▶ [Your goal]: Search the records for the word "Work" and pick out every line that has it.

╭─ Input rows

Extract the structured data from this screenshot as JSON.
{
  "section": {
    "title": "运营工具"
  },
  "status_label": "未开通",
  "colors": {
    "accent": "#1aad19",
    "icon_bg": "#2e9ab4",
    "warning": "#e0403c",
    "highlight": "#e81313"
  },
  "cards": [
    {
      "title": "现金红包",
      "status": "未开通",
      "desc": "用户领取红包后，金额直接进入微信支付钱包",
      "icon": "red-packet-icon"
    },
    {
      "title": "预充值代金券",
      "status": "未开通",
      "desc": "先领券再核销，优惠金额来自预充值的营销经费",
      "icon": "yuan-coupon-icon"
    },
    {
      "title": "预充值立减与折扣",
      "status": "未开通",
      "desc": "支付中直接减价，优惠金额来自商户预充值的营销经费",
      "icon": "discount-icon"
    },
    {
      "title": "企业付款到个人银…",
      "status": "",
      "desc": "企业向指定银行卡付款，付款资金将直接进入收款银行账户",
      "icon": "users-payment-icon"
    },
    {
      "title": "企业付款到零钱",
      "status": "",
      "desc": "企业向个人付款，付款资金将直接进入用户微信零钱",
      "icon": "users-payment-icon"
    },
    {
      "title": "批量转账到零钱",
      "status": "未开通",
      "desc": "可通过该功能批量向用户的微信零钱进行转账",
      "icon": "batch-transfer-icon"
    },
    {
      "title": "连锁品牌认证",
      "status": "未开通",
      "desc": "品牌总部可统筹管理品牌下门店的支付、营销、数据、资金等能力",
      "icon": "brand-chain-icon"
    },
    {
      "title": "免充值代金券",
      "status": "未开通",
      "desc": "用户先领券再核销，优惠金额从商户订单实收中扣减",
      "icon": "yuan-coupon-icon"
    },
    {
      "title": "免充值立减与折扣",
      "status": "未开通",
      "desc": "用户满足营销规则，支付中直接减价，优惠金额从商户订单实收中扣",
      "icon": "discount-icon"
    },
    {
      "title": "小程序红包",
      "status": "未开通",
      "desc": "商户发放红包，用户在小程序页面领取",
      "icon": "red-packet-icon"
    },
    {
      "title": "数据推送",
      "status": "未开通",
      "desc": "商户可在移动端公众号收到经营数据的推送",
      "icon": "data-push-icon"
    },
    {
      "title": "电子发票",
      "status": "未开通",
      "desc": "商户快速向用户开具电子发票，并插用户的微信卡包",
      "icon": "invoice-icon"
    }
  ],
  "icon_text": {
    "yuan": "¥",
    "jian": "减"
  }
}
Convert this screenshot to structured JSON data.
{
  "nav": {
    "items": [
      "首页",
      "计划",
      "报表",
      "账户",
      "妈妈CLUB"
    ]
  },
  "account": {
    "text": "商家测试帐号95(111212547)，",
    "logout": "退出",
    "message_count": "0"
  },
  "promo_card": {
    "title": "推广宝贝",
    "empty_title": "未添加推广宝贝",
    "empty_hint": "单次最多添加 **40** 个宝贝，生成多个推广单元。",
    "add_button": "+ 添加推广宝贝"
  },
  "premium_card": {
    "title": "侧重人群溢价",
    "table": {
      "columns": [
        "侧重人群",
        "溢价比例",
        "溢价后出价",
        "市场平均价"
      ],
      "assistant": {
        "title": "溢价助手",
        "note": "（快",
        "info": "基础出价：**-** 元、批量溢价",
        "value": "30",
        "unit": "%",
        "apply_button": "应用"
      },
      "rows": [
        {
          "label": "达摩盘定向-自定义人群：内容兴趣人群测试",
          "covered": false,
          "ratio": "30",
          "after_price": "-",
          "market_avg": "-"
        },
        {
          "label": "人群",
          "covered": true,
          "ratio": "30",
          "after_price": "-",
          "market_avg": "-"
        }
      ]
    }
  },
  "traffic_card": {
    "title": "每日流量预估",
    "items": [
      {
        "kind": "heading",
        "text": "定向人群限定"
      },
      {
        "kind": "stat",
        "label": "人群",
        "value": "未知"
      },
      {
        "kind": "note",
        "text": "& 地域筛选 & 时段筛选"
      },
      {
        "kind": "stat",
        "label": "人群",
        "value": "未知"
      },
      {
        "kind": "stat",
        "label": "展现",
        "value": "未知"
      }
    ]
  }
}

╰─
╭─ Input rows

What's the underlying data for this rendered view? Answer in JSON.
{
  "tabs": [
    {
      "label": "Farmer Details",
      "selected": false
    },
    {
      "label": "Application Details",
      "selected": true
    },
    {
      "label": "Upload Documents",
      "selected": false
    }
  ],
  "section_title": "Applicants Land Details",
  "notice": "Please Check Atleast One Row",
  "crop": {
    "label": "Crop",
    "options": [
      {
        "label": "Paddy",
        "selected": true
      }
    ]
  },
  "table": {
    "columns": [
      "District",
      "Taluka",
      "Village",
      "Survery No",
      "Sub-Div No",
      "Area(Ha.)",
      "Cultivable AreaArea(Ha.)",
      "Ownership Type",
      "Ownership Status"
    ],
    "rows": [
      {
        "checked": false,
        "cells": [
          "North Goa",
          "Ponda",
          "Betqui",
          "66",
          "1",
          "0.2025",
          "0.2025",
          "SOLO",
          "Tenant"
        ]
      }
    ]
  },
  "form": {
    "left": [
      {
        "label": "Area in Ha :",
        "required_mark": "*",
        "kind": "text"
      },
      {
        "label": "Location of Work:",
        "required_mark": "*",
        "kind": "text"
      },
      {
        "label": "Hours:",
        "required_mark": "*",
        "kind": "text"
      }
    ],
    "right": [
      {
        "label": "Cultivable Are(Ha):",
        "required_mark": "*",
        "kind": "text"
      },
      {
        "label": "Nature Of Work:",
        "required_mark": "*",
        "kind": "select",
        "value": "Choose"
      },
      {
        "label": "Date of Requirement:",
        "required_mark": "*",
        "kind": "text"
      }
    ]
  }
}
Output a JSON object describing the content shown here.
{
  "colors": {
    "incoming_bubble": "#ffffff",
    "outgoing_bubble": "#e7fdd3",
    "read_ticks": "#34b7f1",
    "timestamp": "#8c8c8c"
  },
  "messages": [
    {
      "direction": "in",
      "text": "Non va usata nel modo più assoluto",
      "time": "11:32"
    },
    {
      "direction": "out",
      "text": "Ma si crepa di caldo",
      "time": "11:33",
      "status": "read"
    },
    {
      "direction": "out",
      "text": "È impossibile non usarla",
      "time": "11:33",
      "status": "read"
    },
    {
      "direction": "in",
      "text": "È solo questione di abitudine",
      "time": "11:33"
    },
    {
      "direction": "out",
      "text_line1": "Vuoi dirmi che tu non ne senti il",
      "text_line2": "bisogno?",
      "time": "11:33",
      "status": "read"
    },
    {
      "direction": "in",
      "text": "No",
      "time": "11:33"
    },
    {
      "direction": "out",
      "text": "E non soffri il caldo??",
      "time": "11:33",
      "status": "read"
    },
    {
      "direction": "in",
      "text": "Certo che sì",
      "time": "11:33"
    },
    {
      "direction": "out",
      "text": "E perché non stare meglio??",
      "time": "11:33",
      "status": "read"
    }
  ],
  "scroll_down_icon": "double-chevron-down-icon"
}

╰─
╭─ Input rows

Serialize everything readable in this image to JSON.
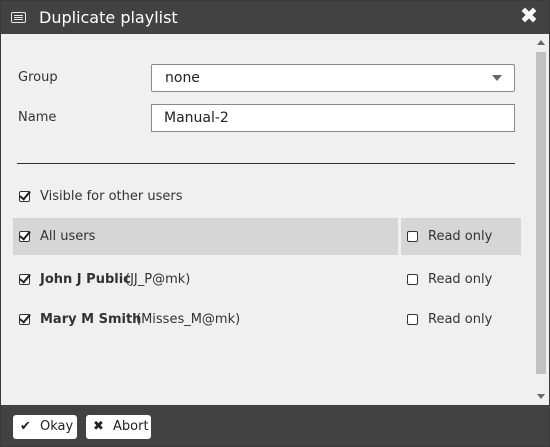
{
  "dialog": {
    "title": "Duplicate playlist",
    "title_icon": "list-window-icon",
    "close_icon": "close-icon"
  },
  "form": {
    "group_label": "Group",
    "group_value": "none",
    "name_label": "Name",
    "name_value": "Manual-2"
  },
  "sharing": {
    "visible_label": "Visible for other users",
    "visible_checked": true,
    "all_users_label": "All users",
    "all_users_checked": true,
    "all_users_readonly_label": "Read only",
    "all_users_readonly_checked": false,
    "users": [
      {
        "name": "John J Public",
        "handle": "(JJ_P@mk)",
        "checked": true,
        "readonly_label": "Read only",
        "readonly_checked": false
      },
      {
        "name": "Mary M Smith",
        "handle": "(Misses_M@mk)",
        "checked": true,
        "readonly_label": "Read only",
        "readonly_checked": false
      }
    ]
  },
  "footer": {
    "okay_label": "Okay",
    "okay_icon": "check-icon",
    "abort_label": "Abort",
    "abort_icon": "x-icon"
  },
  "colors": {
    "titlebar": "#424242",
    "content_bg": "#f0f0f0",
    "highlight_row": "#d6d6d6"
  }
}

╰─

▶ [Correct answer]:
        "label": "Location of Work:",
        "label": "Nature Of Work:",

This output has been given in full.